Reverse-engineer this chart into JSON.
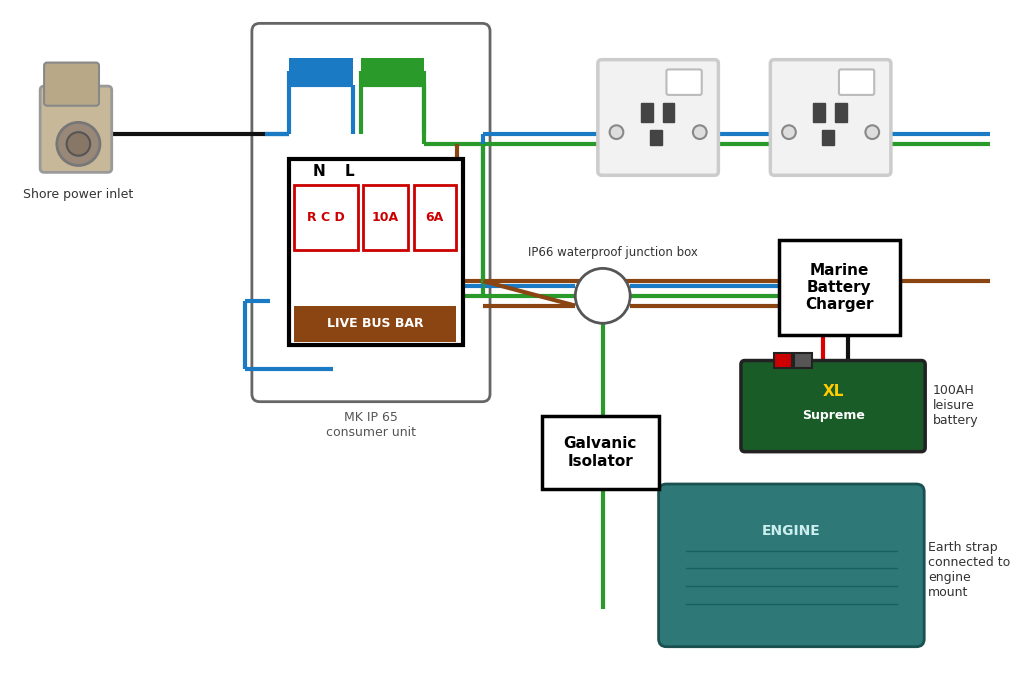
{
  "bg_color": "#ffffff",
  "wire_colors": {
    "blue": "#1a7bc4",
    "green": "#2a9a2a",
    "brown": "#8B4513",
    "black": "#111111",
    "red": "#dd0000",
    "gray": "#888888"
  },
  "lw_main": 3.5,
  "lw_thin": 2.5,
  "labels": {
    "shore_power": "Shore power inlet",
    "consumer_unit": "MK IP 65\nconsumer unit",
    "junction_box": "IP66 waterproof junction box",
    "marine_charger": "Marine\nBattery\nCharger",
    "galvanic_isolator": "Galvanic\nIsolator",
    "battery": "100AH\nleisure\nbattery",
    "earth_strap": "Earth strap\nconnected to\nengine\nmount",
    "N": "N",
    "L": "L",
    "RCD": "R C D",
    "B10A": "10A",
    "B6A": "6A",
    "busbar": "LIVE BUS BAR"
  }
}
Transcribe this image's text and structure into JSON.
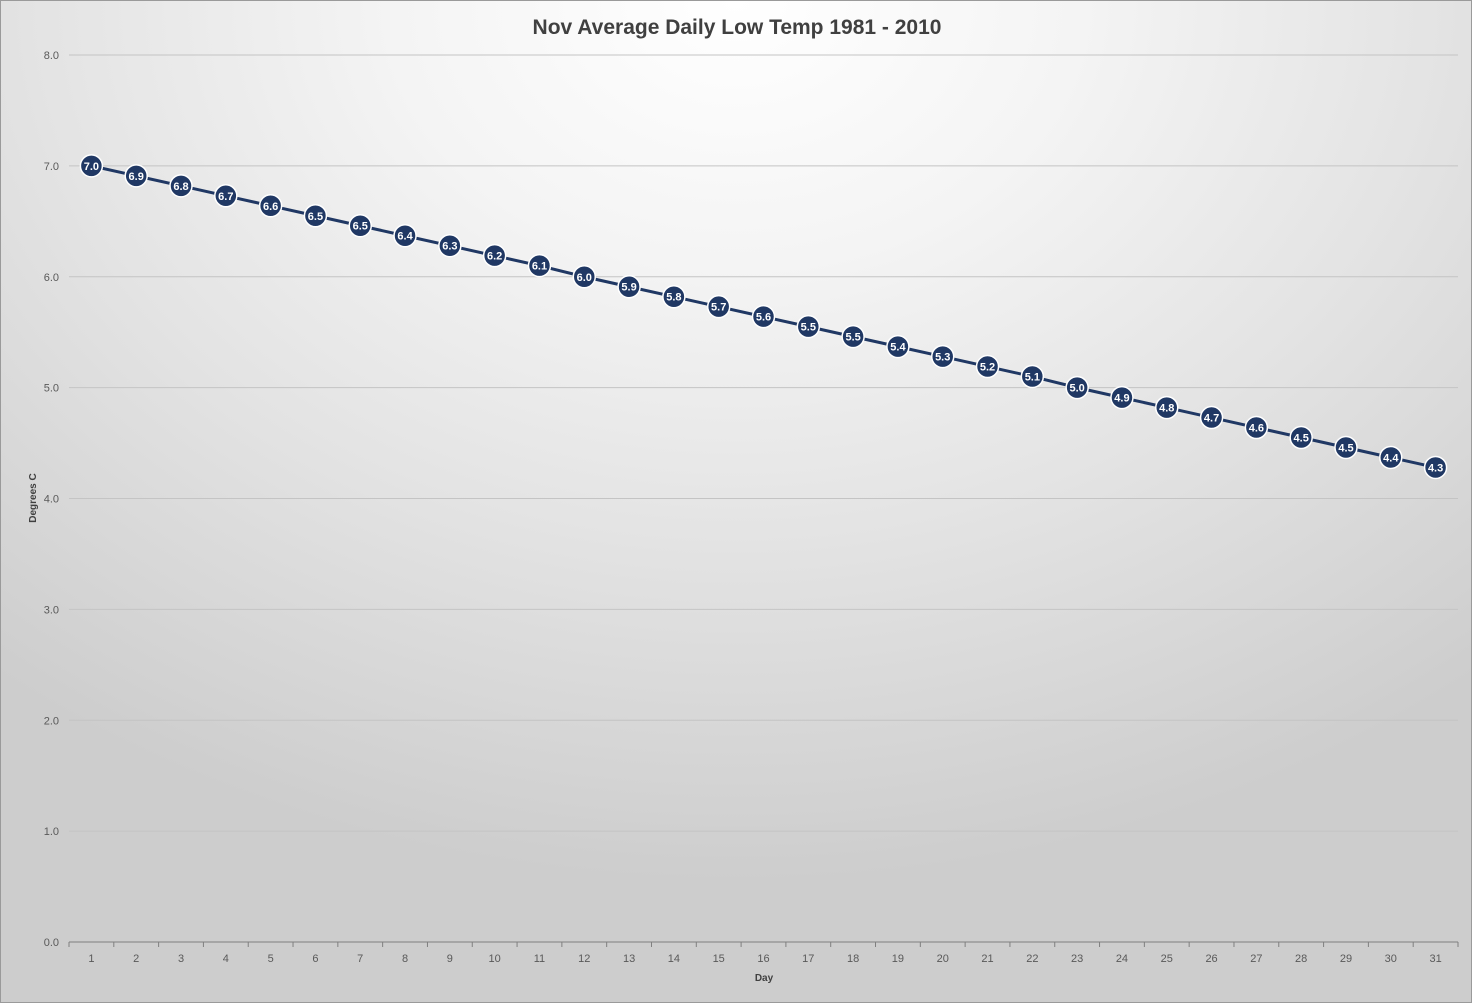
{
  "chart_data": {
    "type": "line",
    "title": "Nov Average Daily Low Temp 1981 - 2010",
    "xlabel": "Day",
    "ylabel": "Degrees C",
    "categories": [
      "1",
      "2",
      "3",
      "4",
      "5",
      "6",
      "7",
      "8",
      "9",
      "10",
      "11",
      "12",
      "13",
      "14",
      "15",
      "16",
      "17",
      "18",
      "19",
      "20",
      "21",
      "22",
      "23",
      "24",
      "25",
      "26",
      "27",
      "28",
      "29",
      "30",
      "31"
    ],
    "series": [
      {
        "values": [
          7.0,
          6.91,
          6.82,
          6.73,
          6.64,
          6.55,
          6.46,
          6.37,
          6.28,
          6.19,
          6.1,
          6.0,
          5.91,
          5.82,
          5.73,
          5.64,
          5.55,
          5.46,
          5.37,
          5.28,
          5.19,
          5.1,
          5.0,
          4.91,
          4.82,
          4.73,
          4.64,
          4.55,
          4.46,
          4.37,
          4.28
        ],
        "labels": [
          "7.0",
          "6.9",
          "6.8",
          "6.7",
          "6.6",
          "6.5",
          "6.5",
          "6.4",
          "6.3",
          "6.2",
          "6.1",
          "6.0",
          "5.9",
          "5.8",
          "5.7",
          "5.6",
          "5.5",
          "5.5",
          "5.4",
          "5.3",
          "5.2",
          "5.1",
          "5.0",
          "4.9",
          "4.8",
          "4.7",
          "4.6",
          "4.5",
          "4.5",
          "4.4",
          "4.3"
        ]
      }
    ],
    "ylim": [
      0,
      8
    ],
    "yticks": [
      "0.0",
      "1.0",
      "2.0",
      "3.0",
      "4.0",
      "5.0",
      "6.0",
      "7.0",
      "8.0"
    ],
    "grid": true,
    "legend": "none",
    "colors": {
      "series": "#203864",
      "marker_outline": "#ffffff",
      "gridline": "#c4c4c4"
    }
  }
}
::::::::::
Each record above is to be restated exactly, with its pictures removed from the copy.

Reverse-engineer this chart into JSON.
{
  "bg_color": "#ffffff",
  "wire_colors": {
    "blue": "#1a7bc4",
    "green": "#2a9a2a",
    "brown": "#8B4513",
    "black": "#111111",
    "red": "#dd0000",
    "gray": "#888888"
  },
  "lw_main": 3.5,
  "lw_thin": 2.5,
  "labels": {
    "shore_power": "Shore power inlet",
    "consumer_unit": "MK IP 65\nconsumer unit",
    "junction_box": "IP66 waterproof junction box",
    "marine_charger": "Marine\nBattery\nCharger",
    "galvanic_isolator": "Galvanic\nIsolator",
    "battery": "100AH\nleisure\nbattery",
    "earth_strap": "Earth strap\nconnected to\nengine\nmount",
    "N": "N",
    "L": "L",
    "RCD": "R C D",
    "B10A": "10A",
    "B6A": "6A",
    "busbar": "LIVE BUS BAR"
  }
}
Transcribe this image's text and structure into JSON.
{
  "chart_data": {
    "type": "line",
    "title": "Nov Average Daily Low Temp 1981 - 2010",
    "xlabel": "Day",
    "ylabel": "Degrees C",
    "categories": [
      "1",
      "2",
      "3",
      "4",
      "5",
      "6",
      "7",
      "8",
      "9",
      "10",
      "11",
      "12",
      "13",
      "14",
      "15",
      "16",
      "17",
      "18",
      "19",
      "20",
      "21",
      "22",
      "23",
      "24",
      "25",
      "26",
      "27",
      "28",
      "29",
      "30",
      "31"
    ],
    "series": [
      {
        "values": [
          7.0,
          6.91,
          6.82,
          6.73,
          6.64,
          6.55,
          6.46,
          6.37,
          6.28,
          6.19,
          6.1,
          6.0,
          5.91,
          5.82,
          5.73,
          5.64,
          5.55,
          5.46,
          5.37,
          5.28,
          5.19,
          5.1,
          5.0,
          4.91,
          4.82,
          4.73,
          4.64,
          4.55,
          4.46,
          4.37,
          4.28
        ],
        "labels": [
          "7.0",
          "6.9",
          "6.8",
          "6.7",
          "6.6",
          "6.5",
          "6.5",
          "6.4",
          "6.3",
          "6.2",
          "6.1",
          "6.0",
          "5.9",
          "5.8",
          "5.7",
          "5.6",
          "5.5",
          "5.5",
          "5.4",
          "5.3",
          "5.2",
          "5.1",
          "5.0",
          "4.9",
          "4.8",
          "4.7",
          "4.6",
          "4.5",
          "4.5",
          "4.4",
          "4.3"
        ]
      }
    ],
    "ylim": [
      0,
      8
    ],
    "yticks": [
      "0.0",
      "1.0",
      "2.0",
      "3.0",
      "4.0",
      "5.0",
      "6.0",
      "7.0",
      "8.0"
    ],
    "grid": true,
    "legend": "none",
    "colors": {
      "series": "#203864",
      "marker_outline": "#ffffff",
      "gridline": "#c4c4c4"
    }
  }
}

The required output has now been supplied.